# Record list
━━━

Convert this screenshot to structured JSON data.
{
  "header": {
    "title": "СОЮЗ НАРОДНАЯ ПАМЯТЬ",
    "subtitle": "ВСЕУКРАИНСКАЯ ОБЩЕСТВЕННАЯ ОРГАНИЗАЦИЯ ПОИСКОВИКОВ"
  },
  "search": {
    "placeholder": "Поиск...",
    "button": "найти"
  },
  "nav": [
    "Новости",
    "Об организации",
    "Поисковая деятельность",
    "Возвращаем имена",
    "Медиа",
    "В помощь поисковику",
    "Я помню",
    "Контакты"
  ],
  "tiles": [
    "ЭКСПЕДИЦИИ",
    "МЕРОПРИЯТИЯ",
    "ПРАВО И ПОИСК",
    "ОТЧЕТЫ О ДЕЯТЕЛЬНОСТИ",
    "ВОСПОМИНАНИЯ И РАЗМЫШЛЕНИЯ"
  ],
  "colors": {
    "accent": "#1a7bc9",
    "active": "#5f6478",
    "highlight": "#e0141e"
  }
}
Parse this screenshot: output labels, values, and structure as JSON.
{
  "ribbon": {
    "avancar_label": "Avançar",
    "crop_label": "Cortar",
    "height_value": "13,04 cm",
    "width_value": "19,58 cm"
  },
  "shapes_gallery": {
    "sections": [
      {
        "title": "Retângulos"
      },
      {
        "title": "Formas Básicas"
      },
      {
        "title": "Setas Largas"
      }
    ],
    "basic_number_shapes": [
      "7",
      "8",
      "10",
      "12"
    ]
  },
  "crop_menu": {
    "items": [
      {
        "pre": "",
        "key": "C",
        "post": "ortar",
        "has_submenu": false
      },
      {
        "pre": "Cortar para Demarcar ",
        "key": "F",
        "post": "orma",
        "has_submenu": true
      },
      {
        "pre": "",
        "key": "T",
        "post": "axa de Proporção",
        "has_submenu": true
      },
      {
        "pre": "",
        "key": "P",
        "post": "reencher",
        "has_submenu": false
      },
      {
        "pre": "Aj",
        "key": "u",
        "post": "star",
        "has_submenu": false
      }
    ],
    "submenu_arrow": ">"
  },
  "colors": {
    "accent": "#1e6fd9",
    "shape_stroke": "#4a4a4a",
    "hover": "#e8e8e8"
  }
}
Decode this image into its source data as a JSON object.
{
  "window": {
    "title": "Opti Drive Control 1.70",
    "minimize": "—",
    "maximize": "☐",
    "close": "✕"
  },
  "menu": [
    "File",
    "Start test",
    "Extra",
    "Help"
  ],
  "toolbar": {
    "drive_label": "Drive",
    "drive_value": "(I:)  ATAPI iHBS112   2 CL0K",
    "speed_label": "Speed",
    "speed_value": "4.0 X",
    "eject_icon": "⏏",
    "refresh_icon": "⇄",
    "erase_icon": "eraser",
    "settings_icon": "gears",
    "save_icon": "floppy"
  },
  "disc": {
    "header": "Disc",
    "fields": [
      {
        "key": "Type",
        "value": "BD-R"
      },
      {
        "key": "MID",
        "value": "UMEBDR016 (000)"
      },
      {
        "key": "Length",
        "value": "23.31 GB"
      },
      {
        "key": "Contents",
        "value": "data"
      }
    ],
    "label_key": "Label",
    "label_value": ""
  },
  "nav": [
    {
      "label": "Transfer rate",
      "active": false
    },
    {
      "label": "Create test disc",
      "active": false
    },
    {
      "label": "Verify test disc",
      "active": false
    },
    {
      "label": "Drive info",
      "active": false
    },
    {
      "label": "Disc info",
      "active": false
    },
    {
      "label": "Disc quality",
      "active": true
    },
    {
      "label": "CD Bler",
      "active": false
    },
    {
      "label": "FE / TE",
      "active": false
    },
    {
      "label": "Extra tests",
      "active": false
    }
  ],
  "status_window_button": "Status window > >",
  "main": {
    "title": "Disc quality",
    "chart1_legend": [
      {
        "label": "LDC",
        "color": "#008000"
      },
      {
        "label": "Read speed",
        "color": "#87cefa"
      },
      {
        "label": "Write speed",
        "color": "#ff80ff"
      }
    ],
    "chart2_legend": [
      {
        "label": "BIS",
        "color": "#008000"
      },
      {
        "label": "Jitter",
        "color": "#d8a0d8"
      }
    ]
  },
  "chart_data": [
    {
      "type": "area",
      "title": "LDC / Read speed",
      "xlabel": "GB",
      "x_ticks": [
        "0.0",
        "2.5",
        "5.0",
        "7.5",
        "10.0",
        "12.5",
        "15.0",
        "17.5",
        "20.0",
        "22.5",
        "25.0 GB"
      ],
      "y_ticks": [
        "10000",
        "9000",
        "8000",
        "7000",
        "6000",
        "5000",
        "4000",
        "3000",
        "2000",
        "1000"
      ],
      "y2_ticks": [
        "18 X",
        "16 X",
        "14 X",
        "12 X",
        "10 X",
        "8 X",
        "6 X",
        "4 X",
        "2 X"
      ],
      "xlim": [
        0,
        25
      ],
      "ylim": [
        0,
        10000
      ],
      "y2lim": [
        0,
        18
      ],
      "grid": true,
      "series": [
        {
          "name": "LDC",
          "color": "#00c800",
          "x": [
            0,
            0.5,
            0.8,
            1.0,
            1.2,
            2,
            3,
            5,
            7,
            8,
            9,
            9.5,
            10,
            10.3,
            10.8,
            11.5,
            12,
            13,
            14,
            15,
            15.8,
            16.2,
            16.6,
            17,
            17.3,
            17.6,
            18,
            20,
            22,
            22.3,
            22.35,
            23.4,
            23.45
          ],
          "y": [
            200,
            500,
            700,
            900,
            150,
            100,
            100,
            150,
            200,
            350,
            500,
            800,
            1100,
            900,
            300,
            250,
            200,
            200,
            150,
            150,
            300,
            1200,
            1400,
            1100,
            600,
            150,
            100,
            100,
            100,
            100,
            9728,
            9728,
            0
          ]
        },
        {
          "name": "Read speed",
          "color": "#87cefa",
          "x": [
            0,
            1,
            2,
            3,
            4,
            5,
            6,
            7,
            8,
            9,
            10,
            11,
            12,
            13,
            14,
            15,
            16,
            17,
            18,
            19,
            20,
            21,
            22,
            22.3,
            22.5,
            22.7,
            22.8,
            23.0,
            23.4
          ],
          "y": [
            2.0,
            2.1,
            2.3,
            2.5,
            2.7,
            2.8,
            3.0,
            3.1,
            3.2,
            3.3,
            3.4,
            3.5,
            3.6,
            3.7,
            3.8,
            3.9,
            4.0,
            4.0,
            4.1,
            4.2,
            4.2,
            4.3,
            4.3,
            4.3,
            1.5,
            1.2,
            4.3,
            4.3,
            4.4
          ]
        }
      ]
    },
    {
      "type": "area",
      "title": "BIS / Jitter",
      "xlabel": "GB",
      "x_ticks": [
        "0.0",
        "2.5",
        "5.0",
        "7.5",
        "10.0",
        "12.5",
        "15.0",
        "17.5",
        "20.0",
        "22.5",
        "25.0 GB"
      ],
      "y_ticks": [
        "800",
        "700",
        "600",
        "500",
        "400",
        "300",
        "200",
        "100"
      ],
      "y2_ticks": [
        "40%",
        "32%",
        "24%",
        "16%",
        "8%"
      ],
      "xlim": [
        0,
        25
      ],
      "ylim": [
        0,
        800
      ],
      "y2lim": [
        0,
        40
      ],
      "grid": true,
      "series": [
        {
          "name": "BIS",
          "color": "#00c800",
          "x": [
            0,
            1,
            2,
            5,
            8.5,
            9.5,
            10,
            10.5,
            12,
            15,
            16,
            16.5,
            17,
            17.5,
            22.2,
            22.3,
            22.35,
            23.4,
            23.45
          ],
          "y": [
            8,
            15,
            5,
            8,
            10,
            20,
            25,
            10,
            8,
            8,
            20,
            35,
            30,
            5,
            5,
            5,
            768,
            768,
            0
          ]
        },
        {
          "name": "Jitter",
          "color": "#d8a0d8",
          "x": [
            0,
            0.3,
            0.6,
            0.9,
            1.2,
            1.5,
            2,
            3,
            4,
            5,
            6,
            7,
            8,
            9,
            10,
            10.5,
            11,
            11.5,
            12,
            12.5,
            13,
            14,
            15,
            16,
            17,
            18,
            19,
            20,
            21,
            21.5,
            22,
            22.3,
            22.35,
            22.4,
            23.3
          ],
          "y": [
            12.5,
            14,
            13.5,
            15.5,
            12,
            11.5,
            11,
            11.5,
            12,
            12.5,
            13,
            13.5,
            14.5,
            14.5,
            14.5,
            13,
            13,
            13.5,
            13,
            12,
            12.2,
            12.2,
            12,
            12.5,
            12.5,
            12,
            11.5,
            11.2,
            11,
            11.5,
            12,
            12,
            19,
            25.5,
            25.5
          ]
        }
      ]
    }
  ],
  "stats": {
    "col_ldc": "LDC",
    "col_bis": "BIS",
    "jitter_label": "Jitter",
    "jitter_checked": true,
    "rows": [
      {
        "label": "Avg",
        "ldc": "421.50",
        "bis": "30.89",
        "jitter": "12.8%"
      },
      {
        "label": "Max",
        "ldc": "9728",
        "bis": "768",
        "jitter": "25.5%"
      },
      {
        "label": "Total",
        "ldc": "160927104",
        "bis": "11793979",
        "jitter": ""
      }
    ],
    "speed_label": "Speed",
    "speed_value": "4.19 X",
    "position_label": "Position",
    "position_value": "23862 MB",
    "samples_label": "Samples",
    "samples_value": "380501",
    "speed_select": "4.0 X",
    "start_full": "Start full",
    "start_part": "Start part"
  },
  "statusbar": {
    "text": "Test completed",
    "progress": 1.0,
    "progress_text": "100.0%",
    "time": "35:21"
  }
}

━━━

# Set problem
Search the preceding listing for the word "this" and pull out every line that holds it.

# Reply to the exercise
Convert this screenshot to structured JSON data.
Parse this screenshot: output labels, values, and structure as JSON.
Decode this image into its source data as a JSON object.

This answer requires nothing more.